## Exercise description
Count the lines below that contain the string "database", matching case exactly, and give only the number.

=== Stored data ===

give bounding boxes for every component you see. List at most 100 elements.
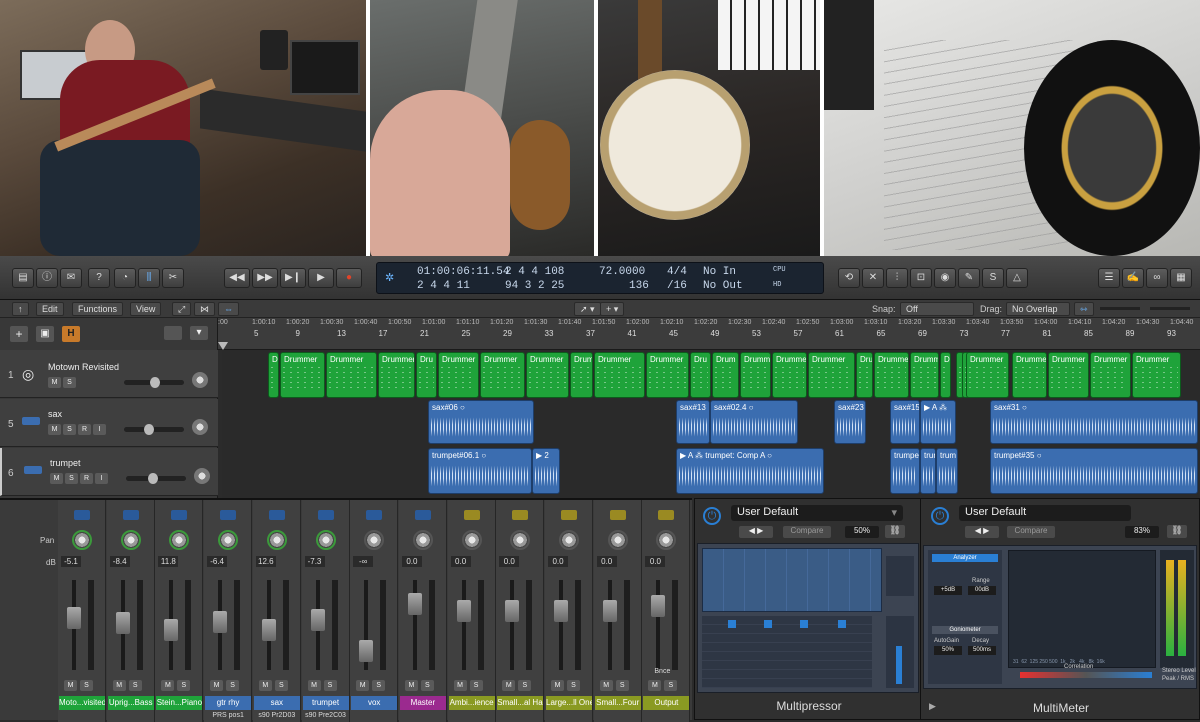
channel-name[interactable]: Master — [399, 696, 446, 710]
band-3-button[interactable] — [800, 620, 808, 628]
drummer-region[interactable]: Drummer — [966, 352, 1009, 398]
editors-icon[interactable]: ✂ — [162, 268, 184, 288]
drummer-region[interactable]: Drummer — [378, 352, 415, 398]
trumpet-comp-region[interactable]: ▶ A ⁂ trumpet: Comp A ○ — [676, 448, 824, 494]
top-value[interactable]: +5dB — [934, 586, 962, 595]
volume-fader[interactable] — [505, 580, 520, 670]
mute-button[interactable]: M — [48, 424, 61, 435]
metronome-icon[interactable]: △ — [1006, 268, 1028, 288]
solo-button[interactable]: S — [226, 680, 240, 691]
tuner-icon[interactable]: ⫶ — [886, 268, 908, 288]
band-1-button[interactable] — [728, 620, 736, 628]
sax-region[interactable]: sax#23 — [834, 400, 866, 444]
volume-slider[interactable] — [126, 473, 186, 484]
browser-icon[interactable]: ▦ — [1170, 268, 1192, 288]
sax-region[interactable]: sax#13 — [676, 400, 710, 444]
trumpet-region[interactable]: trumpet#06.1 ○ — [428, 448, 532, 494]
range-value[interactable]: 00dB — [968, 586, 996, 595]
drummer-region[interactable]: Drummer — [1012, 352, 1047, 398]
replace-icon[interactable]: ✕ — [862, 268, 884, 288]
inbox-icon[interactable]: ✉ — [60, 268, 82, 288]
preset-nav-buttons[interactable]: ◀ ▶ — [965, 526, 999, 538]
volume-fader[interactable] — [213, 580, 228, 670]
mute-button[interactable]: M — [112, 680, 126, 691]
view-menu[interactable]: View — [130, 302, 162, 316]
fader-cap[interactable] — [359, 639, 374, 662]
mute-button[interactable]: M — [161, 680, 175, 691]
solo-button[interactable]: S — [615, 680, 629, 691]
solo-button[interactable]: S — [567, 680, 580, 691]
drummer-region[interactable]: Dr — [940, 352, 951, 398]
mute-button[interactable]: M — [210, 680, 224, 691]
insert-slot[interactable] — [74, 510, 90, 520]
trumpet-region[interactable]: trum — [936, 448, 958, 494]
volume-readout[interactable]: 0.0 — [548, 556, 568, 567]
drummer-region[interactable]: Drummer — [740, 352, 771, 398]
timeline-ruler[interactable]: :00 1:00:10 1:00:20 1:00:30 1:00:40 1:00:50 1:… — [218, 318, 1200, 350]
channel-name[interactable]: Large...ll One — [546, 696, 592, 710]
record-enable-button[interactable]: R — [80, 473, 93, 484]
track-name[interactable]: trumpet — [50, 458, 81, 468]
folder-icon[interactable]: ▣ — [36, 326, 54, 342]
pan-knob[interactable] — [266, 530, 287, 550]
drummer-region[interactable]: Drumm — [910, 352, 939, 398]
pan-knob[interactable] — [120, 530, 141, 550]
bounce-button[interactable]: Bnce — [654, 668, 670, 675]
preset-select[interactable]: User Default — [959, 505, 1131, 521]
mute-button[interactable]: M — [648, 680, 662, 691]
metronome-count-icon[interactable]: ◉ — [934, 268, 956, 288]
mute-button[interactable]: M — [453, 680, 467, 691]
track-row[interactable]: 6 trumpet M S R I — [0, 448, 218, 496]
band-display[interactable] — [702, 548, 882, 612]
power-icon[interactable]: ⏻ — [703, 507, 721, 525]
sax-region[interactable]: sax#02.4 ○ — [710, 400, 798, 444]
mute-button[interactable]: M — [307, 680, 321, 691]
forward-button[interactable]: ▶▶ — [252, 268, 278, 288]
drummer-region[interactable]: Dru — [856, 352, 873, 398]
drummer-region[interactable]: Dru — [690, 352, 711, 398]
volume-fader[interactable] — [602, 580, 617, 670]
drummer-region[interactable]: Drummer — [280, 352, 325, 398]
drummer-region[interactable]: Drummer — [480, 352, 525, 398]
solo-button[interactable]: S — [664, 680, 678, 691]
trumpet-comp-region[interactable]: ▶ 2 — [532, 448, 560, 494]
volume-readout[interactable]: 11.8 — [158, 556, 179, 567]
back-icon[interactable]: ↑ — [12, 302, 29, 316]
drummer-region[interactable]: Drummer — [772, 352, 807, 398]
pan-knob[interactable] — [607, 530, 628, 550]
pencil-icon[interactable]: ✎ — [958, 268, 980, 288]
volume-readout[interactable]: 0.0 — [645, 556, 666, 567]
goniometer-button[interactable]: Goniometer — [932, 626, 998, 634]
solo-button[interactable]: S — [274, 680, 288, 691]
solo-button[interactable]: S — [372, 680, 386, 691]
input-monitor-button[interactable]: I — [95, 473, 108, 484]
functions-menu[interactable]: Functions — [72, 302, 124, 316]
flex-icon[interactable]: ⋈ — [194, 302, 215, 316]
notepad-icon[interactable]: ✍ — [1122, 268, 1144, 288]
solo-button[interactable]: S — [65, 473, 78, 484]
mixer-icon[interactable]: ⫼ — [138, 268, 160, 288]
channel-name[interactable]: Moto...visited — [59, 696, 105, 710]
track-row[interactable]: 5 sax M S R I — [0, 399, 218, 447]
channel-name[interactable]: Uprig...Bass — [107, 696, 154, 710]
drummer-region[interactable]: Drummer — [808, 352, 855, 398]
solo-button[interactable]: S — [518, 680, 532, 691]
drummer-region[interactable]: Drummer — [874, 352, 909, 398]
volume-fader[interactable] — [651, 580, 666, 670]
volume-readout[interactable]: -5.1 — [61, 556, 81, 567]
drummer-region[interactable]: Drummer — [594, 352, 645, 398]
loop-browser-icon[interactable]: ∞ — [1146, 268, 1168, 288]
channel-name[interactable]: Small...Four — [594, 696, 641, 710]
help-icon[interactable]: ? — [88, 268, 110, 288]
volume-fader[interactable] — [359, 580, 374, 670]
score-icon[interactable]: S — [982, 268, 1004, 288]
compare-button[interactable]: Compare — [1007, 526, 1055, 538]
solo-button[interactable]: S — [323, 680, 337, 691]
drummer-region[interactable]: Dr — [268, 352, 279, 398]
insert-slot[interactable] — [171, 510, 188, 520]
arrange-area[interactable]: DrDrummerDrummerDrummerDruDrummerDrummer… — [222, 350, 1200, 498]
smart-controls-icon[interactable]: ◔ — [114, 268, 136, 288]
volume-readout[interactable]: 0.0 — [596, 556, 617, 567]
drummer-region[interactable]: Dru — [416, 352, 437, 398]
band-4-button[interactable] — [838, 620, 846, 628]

===
=== Stored data ===

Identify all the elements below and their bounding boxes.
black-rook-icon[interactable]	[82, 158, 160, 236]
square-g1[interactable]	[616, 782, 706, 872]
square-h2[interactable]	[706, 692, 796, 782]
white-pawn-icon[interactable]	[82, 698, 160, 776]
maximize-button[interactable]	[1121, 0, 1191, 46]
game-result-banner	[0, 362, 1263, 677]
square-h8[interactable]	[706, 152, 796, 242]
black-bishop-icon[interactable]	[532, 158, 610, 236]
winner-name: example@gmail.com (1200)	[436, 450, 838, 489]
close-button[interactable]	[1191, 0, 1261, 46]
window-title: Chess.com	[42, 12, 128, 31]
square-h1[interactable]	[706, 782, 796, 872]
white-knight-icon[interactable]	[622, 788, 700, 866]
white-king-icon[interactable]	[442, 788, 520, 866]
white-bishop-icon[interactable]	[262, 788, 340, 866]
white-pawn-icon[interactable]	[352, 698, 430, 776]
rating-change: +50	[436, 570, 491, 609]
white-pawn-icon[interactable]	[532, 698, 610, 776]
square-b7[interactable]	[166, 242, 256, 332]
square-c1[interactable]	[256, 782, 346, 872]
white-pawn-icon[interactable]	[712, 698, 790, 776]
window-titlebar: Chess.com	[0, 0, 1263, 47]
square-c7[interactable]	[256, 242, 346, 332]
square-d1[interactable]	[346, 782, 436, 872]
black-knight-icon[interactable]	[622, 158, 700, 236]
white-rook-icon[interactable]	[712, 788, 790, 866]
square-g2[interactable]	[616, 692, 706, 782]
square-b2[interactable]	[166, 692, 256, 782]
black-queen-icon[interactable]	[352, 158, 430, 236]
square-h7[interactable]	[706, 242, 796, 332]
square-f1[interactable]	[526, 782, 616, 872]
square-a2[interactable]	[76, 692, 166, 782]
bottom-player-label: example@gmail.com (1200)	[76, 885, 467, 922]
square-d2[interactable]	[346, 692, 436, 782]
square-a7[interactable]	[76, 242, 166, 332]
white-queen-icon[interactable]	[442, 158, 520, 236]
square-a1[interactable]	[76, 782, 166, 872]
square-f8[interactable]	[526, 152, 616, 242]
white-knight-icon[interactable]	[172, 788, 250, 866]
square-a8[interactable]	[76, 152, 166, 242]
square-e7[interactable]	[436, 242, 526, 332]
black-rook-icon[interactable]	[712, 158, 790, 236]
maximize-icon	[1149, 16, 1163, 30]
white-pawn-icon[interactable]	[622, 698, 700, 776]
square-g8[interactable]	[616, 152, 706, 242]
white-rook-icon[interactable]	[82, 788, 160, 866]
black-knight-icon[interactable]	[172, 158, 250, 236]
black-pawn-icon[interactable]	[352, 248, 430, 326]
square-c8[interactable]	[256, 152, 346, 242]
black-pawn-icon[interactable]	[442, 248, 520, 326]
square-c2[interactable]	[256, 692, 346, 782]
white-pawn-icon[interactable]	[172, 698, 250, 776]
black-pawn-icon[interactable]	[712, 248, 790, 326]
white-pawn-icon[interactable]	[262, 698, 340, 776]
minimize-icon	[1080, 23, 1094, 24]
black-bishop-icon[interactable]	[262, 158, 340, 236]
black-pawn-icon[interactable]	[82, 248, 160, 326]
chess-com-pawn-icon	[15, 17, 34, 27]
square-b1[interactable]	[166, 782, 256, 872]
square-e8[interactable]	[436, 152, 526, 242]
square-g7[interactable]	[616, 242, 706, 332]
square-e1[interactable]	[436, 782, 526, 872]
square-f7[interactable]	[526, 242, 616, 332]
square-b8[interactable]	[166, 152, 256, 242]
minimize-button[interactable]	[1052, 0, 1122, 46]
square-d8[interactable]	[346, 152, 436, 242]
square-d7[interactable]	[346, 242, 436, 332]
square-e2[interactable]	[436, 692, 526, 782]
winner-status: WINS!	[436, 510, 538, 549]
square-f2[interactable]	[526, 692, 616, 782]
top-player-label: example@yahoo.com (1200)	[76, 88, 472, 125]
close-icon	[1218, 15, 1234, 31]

===
=== Stored data ===

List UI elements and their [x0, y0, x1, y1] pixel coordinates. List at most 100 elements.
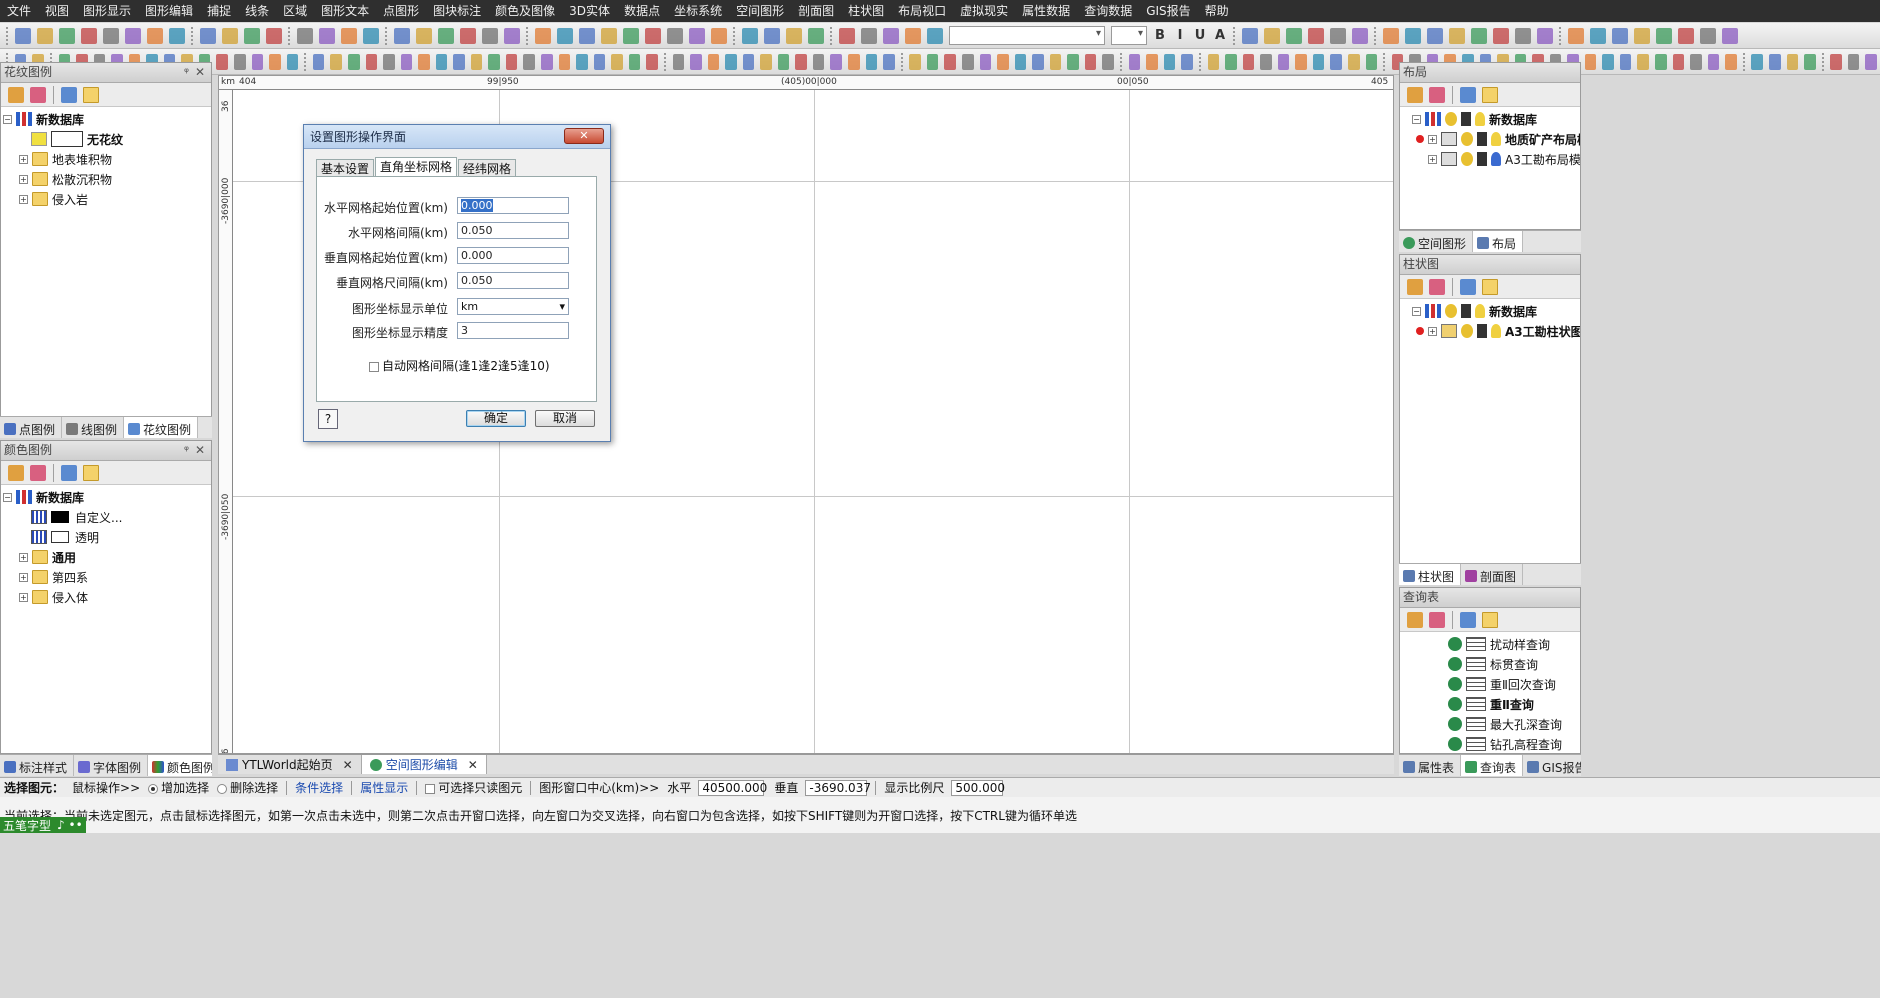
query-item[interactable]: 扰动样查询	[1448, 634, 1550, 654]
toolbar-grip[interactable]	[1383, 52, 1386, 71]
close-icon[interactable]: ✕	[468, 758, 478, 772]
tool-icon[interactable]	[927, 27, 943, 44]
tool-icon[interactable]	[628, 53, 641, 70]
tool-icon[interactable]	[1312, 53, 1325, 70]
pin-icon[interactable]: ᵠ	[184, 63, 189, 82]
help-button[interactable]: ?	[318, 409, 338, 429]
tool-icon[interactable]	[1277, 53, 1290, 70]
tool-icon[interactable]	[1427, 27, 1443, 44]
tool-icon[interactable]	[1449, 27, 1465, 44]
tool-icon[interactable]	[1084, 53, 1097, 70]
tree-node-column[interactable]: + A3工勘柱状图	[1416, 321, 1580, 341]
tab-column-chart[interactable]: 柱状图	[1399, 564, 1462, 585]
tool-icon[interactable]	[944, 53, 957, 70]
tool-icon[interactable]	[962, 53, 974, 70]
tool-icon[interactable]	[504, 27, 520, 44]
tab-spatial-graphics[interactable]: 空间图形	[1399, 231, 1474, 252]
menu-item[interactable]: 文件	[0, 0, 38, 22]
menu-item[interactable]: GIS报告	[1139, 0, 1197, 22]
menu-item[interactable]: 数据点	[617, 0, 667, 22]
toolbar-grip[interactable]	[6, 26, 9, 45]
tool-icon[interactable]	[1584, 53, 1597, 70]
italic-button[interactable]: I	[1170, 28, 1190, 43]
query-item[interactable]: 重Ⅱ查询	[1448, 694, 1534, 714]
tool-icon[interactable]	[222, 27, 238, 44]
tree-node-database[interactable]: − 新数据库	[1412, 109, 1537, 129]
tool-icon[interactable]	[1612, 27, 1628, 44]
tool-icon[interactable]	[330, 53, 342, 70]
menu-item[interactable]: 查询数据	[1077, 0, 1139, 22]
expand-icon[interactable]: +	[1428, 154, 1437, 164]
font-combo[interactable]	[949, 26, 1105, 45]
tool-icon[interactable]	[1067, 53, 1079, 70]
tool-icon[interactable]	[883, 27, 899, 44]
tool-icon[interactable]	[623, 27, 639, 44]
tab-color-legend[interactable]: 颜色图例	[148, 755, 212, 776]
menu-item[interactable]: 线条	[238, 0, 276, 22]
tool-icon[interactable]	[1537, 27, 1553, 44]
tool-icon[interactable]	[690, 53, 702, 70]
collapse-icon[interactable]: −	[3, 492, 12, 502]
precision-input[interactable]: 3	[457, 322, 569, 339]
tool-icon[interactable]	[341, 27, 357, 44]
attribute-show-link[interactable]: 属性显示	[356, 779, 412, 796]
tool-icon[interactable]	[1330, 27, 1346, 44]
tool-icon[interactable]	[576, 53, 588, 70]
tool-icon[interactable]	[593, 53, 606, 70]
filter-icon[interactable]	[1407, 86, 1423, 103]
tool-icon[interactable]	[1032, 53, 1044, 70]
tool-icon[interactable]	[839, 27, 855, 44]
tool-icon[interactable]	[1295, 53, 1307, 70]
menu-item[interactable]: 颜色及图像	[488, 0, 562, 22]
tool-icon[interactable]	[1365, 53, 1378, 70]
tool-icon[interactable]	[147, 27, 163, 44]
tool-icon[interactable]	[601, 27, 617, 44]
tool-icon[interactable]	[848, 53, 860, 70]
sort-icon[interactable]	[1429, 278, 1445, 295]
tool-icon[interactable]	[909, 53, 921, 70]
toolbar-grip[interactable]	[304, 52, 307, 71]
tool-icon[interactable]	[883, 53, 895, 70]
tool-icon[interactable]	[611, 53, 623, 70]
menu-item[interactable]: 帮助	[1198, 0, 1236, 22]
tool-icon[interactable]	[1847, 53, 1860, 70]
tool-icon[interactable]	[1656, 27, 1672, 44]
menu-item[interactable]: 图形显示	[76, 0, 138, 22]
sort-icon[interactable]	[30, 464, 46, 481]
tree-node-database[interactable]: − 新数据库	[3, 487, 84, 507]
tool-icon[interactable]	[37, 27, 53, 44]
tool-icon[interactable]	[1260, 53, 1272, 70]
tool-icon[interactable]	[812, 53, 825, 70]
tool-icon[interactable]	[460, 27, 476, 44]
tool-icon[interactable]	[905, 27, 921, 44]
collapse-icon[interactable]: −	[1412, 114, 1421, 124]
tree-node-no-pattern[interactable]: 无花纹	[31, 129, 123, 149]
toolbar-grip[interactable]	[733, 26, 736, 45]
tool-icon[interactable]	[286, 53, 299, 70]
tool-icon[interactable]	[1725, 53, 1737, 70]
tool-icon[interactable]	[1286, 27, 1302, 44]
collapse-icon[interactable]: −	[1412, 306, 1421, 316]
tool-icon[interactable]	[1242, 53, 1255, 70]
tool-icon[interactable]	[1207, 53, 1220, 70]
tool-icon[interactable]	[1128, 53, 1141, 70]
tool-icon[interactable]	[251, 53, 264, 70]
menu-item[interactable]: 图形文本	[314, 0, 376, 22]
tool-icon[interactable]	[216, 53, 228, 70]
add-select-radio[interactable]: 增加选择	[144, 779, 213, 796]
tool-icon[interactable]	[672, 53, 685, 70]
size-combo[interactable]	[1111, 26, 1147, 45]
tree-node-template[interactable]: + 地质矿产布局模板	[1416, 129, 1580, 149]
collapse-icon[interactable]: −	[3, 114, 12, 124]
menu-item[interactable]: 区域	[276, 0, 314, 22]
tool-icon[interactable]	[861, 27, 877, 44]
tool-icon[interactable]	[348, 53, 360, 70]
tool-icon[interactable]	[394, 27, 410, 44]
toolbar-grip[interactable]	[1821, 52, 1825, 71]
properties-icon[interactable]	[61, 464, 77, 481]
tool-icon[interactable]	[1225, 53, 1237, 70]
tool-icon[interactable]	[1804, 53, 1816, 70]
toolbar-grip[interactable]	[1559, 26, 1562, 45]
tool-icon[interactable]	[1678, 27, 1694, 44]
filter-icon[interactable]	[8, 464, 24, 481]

===

## Response to the task
2